---------- Dataset rows

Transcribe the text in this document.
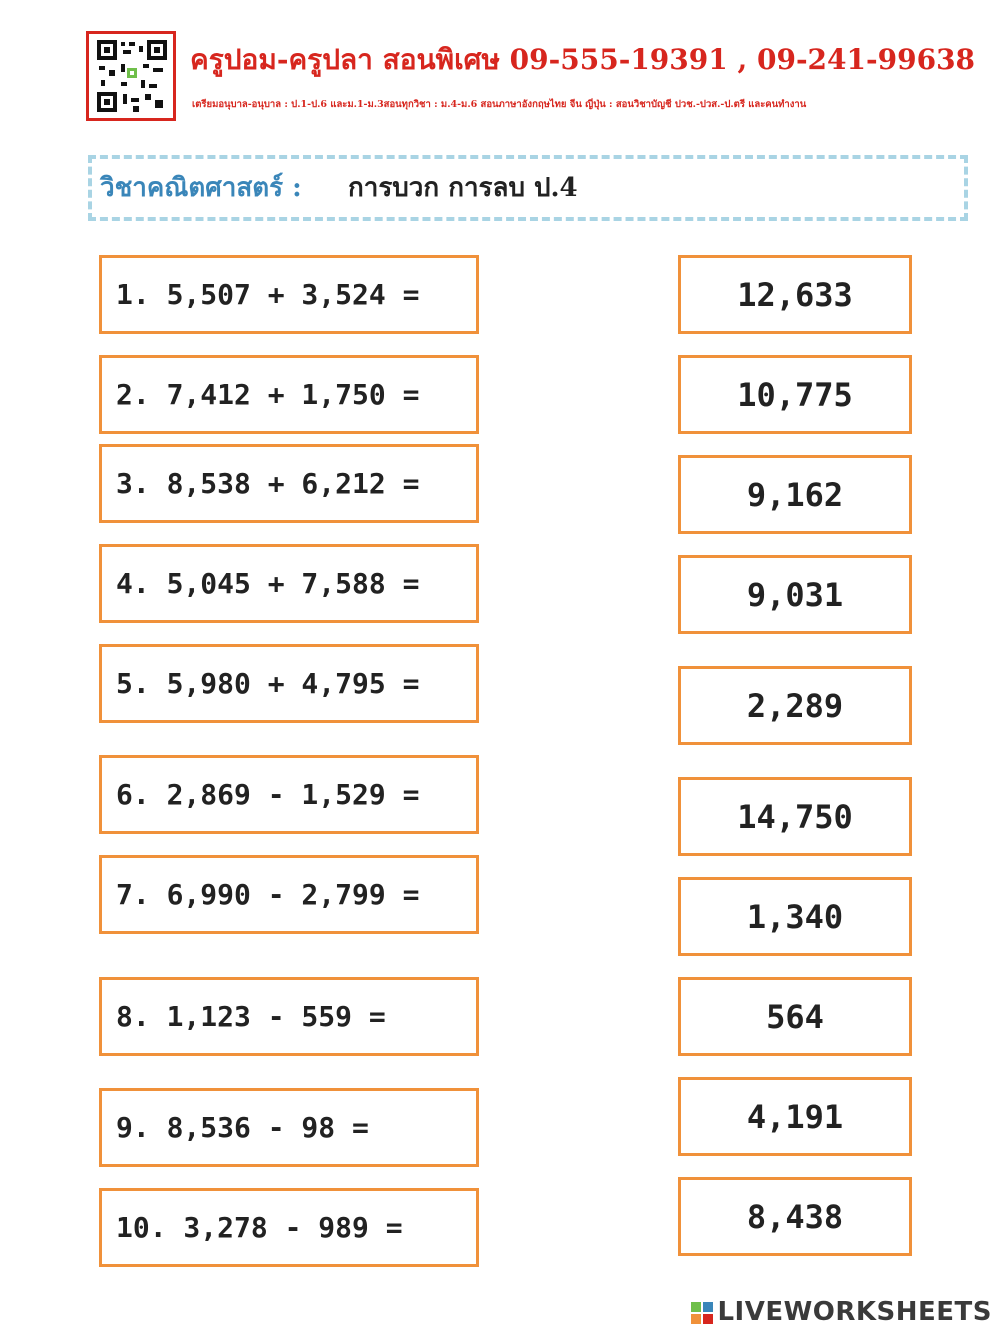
ครูปอม-ครูปลา สอนพิเศษ 09-555-19391 , 09-241-99638
เตรียมอนุบาล-อนุบาล : ป.1-ป.6 และม.1-ม.3สอนทุกวิชา : ม.4-ม.6 สอนภาษาอังกฤษไทย จีน ญี่ปุ่น : สอนวิชาบัญชี ปวช.-ปวส.-ป.ตรี และคนทำงาน
วิชาคณิตศาสตร์ : การบวก การลบ ป.4
1. 5,507 + 3,524 =
2. 7,412 + 1,750 =
3. 8,538 + 6,212 =
4. 5,045 + 7,588 =
5. 5,980 + 4,795 =
6. 2,869 - 1,529 =
7. 6,990 - 2,799 =
8. 1,123 - 559 =
9. 8,536 - 98 =
10. 3,278 - 989 =
12,633
10,775
9,162
9,031
2,289
14,750
1,340
564
4,191
8,438
LIVEWORKSHEETS
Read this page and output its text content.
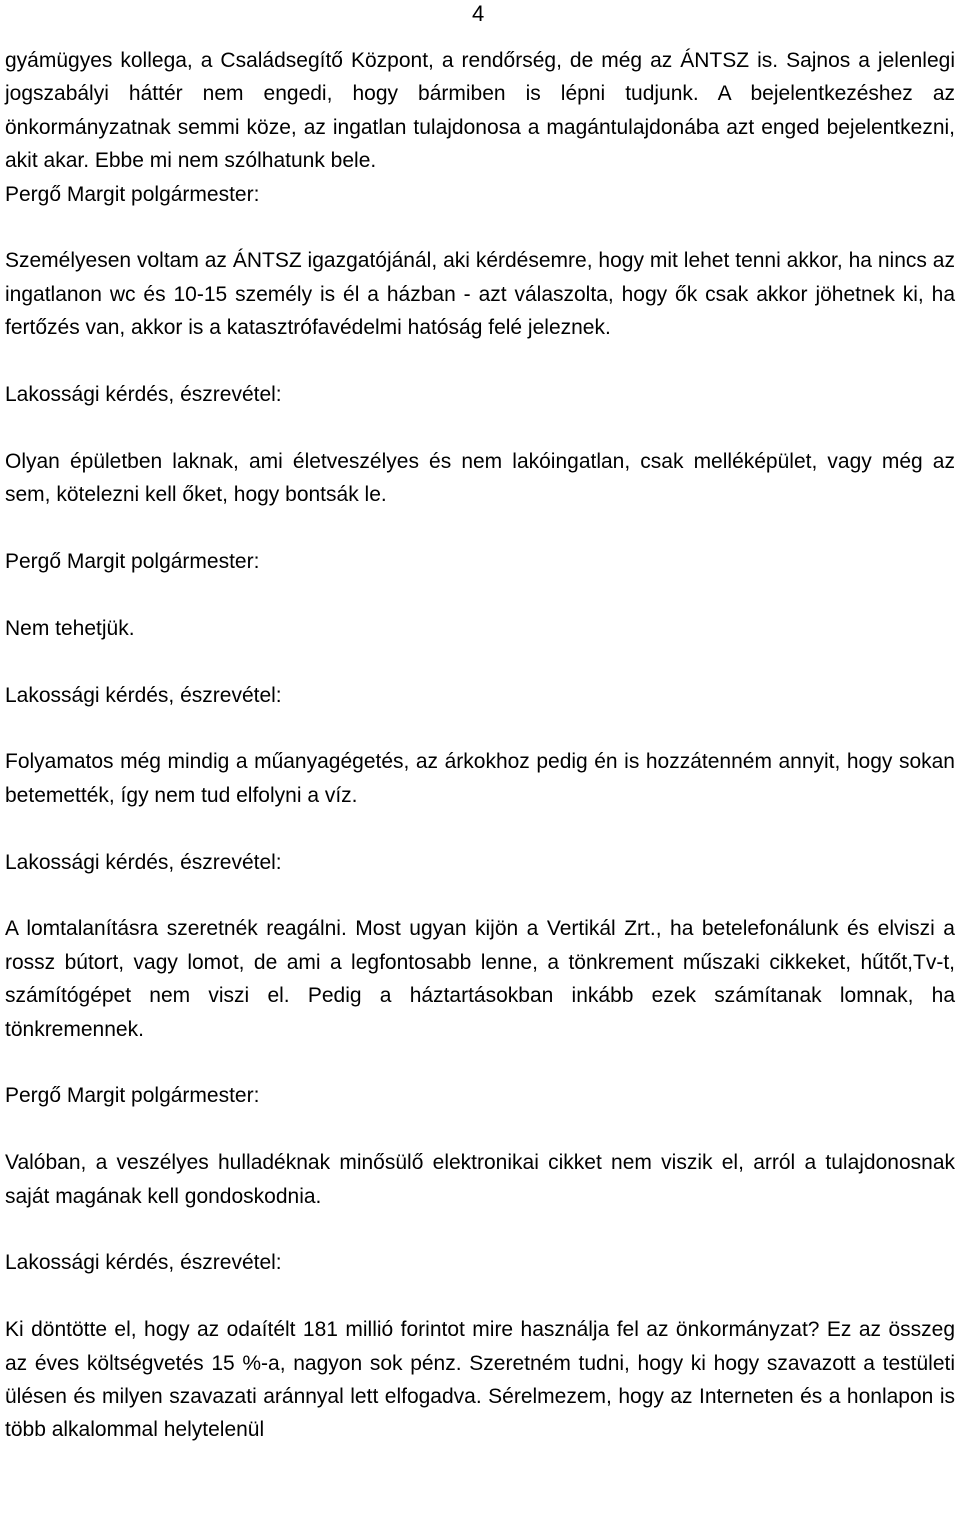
4

gyámügyes kollega, a Családsegítő Központ, a rendőrség, de még az ÁNTSZ is. Sajnos a jelenlegi jogszabályi háttér nem engedi, hogy bármiben is lépni tudjunk. A bejelentkezéshez az önkormányzatnak semmi köze, az ingatlan tulajdonosa a magántulajdonába azt enged bejelentkezni, akit akar. Ebbe mi nem szólhatunk bele.

Pergő Margit polgármester:

Személyesen voltam az ÁNTSZ igazgatójánál, aki kérdésemre, hogy mit lehet tenni akkor, ha nincs az ingatlanon wc és 10-15 személy is él a házban - azt válaszolta, hogy ők csak akkor jöhetnek ki, ha fertőzés van, akkor is a katasztrófavédelmi hatóság felé jeleznek.

Lakossági kérdés, észrevétel:

Olyan épületben laknak, ami életveszélyes és nem lakóingatlan, csak melléképület, vagy még az sem, kötelezni kell őket, hogy bontsák le.

Pergő Margit polgármester:

Nem tehetjük.

Lakossági kérdés, észrevétel:

Folyamatos még mindig a műanyagégetés, az árkokhoz pedig én is hozzátenném annyit, hogy sokan betemették, így nem tud elfolyni a víz.

Lakossági kérdés, észrevétel:

A lomtalanításra szeretnék reagálni. Most ugyan kijön a Vertikál Zrt., ha betelefonálunk és elviszi a rossz bútort, vagy lomot, de ami a legfontosabb lenne, a tönkrement műszaki cikkeket, hűtőt,Tv-t, számítógépet nem viszi el. Pedig a háztartásokban inkább ezek számítanak lomnak, ha tönkremennek.

Pergő Margit polgármester:

Valóban, a veszélyes hulladéknak minősülő elektronikai cikket nem viszik el, arról a tulajdonosnak saját magának kell gondoskodnia.

Lakossági kérdés, észrevétel:

Ki döntötte el, hogy az odaítélt 181 millió forintot mire használja fel az önkormányzat? Ez az összeg az éves költségvetés 15 %-a, nagyon sok pénz. Szeretném tudni, hogy ki hogy szavazott a testületi ülésen és milyen szavazati aránnyal lett elfogadva. Sérelmezem, hogy az Interneten és a honlapon is több alkalommal helytelenül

--------------------

▶ **Work instructions**:
Copy every line in the records above that contains the word "csak".

▶ **Exercise solution**:
Személyesen voltam az ÁNTSZ igazgatójánál, aki kérdésemre, hogy mit lehet tenni akkor, ha nincs az ingatlanon wc és 10-15 személy is él a házban - azt válaszolta, hogy ők csak akkor jöhetnek ki, ha fertőzés van, akkor is a katasztrófavédelmi hatóság felé jeleznek.
Olyan épületben laknak, ami életveszélyes és nem lakóingatlan, csak melléképület, vagy még az sem, kötelezni kell őket, hogy bontsák le.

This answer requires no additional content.